DATA ROWS:
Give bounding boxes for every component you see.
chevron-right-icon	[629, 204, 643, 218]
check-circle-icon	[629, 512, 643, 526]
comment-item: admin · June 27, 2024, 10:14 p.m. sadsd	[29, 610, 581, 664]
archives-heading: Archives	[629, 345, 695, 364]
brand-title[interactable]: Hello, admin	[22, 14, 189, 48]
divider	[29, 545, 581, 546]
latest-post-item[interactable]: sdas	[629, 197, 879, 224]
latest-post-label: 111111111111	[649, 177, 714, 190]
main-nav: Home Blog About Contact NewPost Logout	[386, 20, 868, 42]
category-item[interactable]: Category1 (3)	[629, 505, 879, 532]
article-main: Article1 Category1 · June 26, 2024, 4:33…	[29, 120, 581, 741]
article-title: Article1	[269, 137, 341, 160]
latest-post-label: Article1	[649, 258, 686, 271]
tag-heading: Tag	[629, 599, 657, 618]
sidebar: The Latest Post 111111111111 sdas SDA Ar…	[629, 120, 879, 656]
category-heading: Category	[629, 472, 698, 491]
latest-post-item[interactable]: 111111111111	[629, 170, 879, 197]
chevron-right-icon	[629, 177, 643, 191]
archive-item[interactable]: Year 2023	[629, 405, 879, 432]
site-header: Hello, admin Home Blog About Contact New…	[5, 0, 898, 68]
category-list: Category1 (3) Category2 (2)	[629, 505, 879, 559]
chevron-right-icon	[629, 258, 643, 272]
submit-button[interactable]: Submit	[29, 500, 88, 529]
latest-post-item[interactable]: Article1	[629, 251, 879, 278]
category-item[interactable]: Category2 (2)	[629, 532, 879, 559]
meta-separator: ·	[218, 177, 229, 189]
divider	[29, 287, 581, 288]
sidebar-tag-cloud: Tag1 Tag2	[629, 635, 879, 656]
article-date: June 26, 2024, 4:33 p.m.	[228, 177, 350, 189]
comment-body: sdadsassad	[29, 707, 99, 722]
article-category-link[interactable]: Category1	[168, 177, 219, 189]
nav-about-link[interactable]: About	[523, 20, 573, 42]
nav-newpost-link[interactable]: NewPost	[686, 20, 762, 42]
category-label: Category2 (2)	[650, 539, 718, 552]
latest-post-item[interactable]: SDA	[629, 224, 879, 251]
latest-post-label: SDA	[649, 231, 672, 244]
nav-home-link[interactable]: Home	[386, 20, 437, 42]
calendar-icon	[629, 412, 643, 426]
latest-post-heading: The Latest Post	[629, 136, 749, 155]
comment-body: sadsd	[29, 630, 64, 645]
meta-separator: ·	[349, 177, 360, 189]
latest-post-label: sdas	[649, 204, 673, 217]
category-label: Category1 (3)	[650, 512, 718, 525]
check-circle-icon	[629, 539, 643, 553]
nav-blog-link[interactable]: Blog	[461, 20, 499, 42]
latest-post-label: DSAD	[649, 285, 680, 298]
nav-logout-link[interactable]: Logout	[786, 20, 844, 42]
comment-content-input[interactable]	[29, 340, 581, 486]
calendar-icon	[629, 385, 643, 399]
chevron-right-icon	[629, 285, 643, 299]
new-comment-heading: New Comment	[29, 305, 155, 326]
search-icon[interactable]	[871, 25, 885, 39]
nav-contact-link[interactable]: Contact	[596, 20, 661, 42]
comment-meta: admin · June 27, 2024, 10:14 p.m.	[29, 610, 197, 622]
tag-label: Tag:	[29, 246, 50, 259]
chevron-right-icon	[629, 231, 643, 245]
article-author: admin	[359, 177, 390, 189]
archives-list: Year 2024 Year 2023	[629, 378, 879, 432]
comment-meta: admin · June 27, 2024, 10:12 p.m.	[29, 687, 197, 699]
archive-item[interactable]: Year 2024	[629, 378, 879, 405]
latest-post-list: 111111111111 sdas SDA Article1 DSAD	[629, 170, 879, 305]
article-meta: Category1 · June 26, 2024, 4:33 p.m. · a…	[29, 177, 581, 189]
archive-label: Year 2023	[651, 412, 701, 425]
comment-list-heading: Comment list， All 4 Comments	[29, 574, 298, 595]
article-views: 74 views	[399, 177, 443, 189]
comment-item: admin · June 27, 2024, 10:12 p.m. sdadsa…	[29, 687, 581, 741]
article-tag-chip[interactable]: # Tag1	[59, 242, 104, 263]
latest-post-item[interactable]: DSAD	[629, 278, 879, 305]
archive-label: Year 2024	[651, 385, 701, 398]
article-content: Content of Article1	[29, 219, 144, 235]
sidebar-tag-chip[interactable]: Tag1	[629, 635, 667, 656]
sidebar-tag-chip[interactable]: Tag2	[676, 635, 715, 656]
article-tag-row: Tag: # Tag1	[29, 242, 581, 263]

EXERCISE OBJECTIVE: Can you recast every line of the records above as a Markdown table with the columns "Row" and "Entry", numbering each row and leaving out blank lines?

EXERCISE OUTPUT:
| Row | Entry |
|---|---|
| 1 | Give bounding boxes for every component you see. |
| 2 | chevron-right-icon	[629, 204, 643, 218] |
| 3 | check-circle-icon	[629, 512, 643, 526] |
| 4 | comment-item: admin · June 27, 2024, 10:14 p.m. sadsd	[29, 610, 581, 664] |
| 5 | archives-heading: Archives	[629, 345, 695, 364] |
| 6 | brand-title[interactable]: Hello, admin	[22, 14, 189, 48] |
| 7 | divider	[29, 545, 581, 546] |
| 8 | latest-post-item[interactable]: sdas	[629, 197, 879, 224] |
| 9 | latest-post-label: 111111111111	[649, 177, 714, 190] |
| 10 | main-nav: Home Blog About Contact NewPost Logout	[386, 20, 868, 42] |
| 11 | category-item[interactable]: Category1 (3)	[629, 505, 879, 532] |
| 12 | article-main: Article1 Category1 · June 26, 2024, 4:33…	[29, 120, 581, 741] |
| 13 | article-title: Article1	[269, 137, 341, 160] |
| 14 | latest-post-label: Article1	[649, 258, 686, 271] |
| 15 | tag-heading: Tag	[629, 599, 657, 618] |
| 16 | sidebar: The Latest Post 111111111111 sdas SDA Ar…	[629, 120, 879, 656] |
| 17 | category-heading: Category	[629, 472, 698, 491] |
| 18 | latest-post-item[interactable]: 111111111111	[629, 170, 879, 197] |
| 19 | chevron-right-icon	[629, 177, 643, 191] |
| 20 | archive-item[interactable]: Year 2023	[629, 405, 879, 432] |
| 21 | site-header: Hello, admin Home Blog About Contact New…	[5, 0, 898, 68] |
| 22 | category-list: Category1 (3) Category2 (2)	[629, 505, 879, 559] |
| 23 | chevron-right-icon	[629, 258, 643, 272] |
| 24 | submit-button[interactable]: Submit	[29, 500, 88, 529] |
| 25 | latest-post-item[interactable]: Article1	[629, 251, 879, 278] |
| 26 | category-item[interactable]: Category2 (2)	[629, 532, 879, 559] |
| 27 | meta-separator: ·	[218, 177, 229, 189] |
| 28 | divider	[29, 287, 581, 288] |
| 29 | sidebar-tag-cloud: Tag1 Tag2	[629, 635, 879, 656] |
| 30 | article-date: June 26, 2024, 4:33 p.m.	[228, 177, 350, 189] |
| 31 | comment-body: sdadsassad	[29, 707, 99, 722] |
| 32 | article-category-link[interactable]: Category1	[168, 177, 219, 189] |
| 33 | nav-about-link[interactable]: About	[523, 20, 573, 42] |
| 34 | nav-newpost-link[interactable]: NewPost	[686, 20, 762, 42] |
| 35 | category-label: Category2 (2)	[650, 539, 718, 552] |
| 36 | latest-post-item[interactable]: SDA	[629, 224, 879, 251] |
| 37 | latest-post-label: SDA	[649, 231, 672, 244] |
| 38 | nav-home-link[interactable]: Home	[386, 20, 437, 42] |
| 39 | calendar-icon	[629, 412, 643, 426] |
| 40 | latest-post-heading: The Latest Post	[629, 136, 749, 155] |
| 41 | comment-body: sadsd	[29, 630, 64, 645] |
| 42 | meta-separator: ·	[349, 177, 360, 189] |
| 43 | latest-post-label: sdas	[649, 204, 673, 217] |
| 44 | category-label: Category1 (3)	[650, 512, 718, 525] |
| 45 | check-circle-icon	[629, 539, 643, 553] |
| 46 | nav-blog-link[interactable]: Blog	[461, 20, 499, 42] |
| 47 | latest-post-label: DSAD	[649, 285, 680, 298] |
| 48 | nav-logout-link[interactable]: Logout	[786, 20, 844, 42] |
| 49 | comment-content-input[interactable]	[29, 340, 581, 486] |
| 50 | calendar-icon	[629, 385, 643, 399] |
| 51 | chevron-right-icon	[629, 285, 643, 299] |
| 52 | new-comment-heading: New Comment	[29, 305, 155, 326] |
| 53 | search-icon[interactable]	[871, 25, 885, 39] |
| 54 | nav-contact-link[interactable]: Contact	[596, 20, 661, 42] |
| 55 | comment-meta: admin · June 27, 2024, 10:14 p.m.	[29, 610, 197, 622] |
| 56 | tag-label: Tag:	[29, 246, 50, 259] |
| 57 | chevron-right-icon	[629, 231, 643, 245] |
| 58 | article-author: admin	[359, 177, 390, 189] |
| 59 | archives-list: Year 2024 Year 2023	[629, 378, 879, 432] |
| 60 | comment-meta: admin · June 27, 2024, 10:12 p.m.	[29, 687, 197, 699] |
| 61 | archive-item[interactable]: Year 2024	[629, 378, 879, 405] |
| 62 | latest-post-list: 111111111111 sdas SDA Article1 DSAD	[629, 170, 879, 305] |
| 63 | article-meta: Category1 · June 26, 2024, 4:33 p.m. · a…	[29, 177, 581, 189] |
| 64 | archive-label: Year 2023	[651, 412, 701, 425] |
| 65 | comment-list-heading: Comment list， All 4 Comments	[29, 574, 298, 595] |
| 66 | article-views: 74 views	[399, 177, 443, 189] |
| 67 | comment-item: admin · June 27, 2024, 10:12 p.m. sdadsa…	[29, 687, 581, 741] |
| 68 | article-tag-chip[interactable]: # Tag1	[59, 242, 104, 263] |
| 69 | latest-post-item[interactable]: DSAD	[629, 278, 879, 305] |
| 70 | archive-label: Year 2024	[651, 385, 701, 398] |
| 71 | article-content: Content of Article1	[29, 219, 144, 235] |
| 72 | sidebar-tag-chip[interactable]: Tag1	[629, 635, 667, 656] |
| 73 | sidebar-tag-chip[interactable]: Tag2	[676, 635, 715, 656] |
| 74 | article-tag-row: Tag: # Tag1	[29, 242, 581, 263] |